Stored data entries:
--- BEGIN ---
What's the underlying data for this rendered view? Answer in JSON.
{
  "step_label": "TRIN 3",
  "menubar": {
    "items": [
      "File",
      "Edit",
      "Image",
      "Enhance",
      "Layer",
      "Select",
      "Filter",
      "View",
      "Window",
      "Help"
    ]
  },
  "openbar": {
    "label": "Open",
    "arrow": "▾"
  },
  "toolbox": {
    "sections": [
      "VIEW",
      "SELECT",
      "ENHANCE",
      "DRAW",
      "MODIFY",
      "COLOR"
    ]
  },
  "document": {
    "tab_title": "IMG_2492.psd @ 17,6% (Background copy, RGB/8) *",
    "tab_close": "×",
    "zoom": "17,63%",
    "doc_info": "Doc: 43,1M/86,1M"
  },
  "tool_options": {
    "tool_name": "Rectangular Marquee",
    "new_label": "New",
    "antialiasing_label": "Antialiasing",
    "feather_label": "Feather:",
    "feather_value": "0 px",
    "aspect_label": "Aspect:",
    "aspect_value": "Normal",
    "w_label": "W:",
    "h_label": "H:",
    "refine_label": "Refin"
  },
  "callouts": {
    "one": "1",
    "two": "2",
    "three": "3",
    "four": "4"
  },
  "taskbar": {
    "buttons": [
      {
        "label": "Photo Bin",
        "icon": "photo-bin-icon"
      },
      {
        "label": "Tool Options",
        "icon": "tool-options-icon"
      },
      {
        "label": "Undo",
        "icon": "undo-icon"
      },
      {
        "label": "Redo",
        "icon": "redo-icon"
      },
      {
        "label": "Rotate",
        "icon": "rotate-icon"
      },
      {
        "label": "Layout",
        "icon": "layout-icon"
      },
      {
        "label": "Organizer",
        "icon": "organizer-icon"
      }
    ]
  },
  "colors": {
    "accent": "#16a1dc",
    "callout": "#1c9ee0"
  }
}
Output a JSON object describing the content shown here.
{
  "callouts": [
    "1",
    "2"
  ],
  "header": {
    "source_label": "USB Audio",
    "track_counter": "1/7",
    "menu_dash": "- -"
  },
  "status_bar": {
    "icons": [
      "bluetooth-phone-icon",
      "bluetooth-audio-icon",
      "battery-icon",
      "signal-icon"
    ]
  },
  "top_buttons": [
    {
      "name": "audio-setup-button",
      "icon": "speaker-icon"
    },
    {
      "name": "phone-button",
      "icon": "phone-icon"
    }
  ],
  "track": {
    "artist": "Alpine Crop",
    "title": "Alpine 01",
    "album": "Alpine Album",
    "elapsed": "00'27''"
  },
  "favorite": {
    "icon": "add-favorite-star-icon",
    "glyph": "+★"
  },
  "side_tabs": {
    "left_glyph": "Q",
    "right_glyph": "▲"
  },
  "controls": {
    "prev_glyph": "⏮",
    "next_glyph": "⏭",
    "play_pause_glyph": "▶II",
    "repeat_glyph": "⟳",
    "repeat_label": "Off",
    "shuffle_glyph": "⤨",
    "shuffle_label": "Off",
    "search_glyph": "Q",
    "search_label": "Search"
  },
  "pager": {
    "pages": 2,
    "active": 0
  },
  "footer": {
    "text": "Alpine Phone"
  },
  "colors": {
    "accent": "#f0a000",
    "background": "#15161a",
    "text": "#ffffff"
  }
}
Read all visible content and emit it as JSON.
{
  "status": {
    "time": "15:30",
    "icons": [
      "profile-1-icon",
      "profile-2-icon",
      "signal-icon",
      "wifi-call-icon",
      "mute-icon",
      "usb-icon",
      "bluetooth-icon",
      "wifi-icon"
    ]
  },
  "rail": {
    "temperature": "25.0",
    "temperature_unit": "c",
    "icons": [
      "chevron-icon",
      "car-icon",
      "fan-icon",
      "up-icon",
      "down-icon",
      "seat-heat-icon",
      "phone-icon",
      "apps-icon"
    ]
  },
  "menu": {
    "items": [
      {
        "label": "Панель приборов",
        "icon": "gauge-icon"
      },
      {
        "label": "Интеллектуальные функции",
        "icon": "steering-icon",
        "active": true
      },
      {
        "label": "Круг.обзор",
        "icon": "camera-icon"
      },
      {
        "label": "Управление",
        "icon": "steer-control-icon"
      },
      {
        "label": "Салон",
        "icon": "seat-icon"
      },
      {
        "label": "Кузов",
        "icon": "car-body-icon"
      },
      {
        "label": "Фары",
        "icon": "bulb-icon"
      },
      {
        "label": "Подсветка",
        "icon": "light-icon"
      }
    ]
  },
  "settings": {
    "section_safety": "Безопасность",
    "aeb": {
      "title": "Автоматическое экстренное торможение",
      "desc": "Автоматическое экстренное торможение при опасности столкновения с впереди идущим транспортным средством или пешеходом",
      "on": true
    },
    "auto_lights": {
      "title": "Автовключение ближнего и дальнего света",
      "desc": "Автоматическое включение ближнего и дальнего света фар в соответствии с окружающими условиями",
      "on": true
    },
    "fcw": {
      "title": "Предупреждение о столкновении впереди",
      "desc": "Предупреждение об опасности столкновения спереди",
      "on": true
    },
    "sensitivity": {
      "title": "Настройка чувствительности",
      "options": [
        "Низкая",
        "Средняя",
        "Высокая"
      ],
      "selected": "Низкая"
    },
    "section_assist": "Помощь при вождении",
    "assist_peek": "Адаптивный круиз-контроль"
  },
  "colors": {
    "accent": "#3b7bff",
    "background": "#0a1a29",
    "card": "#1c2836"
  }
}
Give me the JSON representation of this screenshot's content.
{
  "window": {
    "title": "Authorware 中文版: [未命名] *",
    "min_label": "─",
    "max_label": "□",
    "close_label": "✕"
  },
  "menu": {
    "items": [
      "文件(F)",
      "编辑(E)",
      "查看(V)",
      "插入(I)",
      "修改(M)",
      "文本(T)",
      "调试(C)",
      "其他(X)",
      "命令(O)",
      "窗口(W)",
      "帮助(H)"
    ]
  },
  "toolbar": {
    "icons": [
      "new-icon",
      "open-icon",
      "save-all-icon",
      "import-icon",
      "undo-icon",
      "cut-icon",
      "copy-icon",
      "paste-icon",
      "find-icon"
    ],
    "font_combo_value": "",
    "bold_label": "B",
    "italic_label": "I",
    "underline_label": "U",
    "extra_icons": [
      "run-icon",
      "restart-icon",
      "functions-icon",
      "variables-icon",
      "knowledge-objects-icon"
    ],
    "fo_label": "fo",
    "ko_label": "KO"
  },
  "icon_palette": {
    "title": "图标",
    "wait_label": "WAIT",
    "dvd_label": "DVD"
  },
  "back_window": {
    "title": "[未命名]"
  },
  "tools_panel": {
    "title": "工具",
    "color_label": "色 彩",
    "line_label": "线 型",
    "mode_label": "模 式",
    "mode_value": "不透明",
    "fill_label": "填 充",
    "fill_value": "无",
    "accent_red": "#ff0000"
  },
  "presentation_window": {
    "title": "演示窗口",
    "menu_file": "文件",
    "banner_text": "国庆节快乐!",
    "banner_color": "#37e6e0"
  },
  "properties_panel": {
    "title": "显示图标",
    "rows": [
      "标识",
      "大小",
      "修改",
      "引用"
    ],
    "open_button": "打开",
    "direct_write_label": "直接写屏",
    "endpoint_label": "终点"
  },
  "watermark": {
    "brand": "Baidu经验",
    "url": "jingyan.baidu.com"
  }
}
--- END ---
Examine the listing and say how many of its lines contain the string "света". Give the number alone.

THE OUTPUT>
2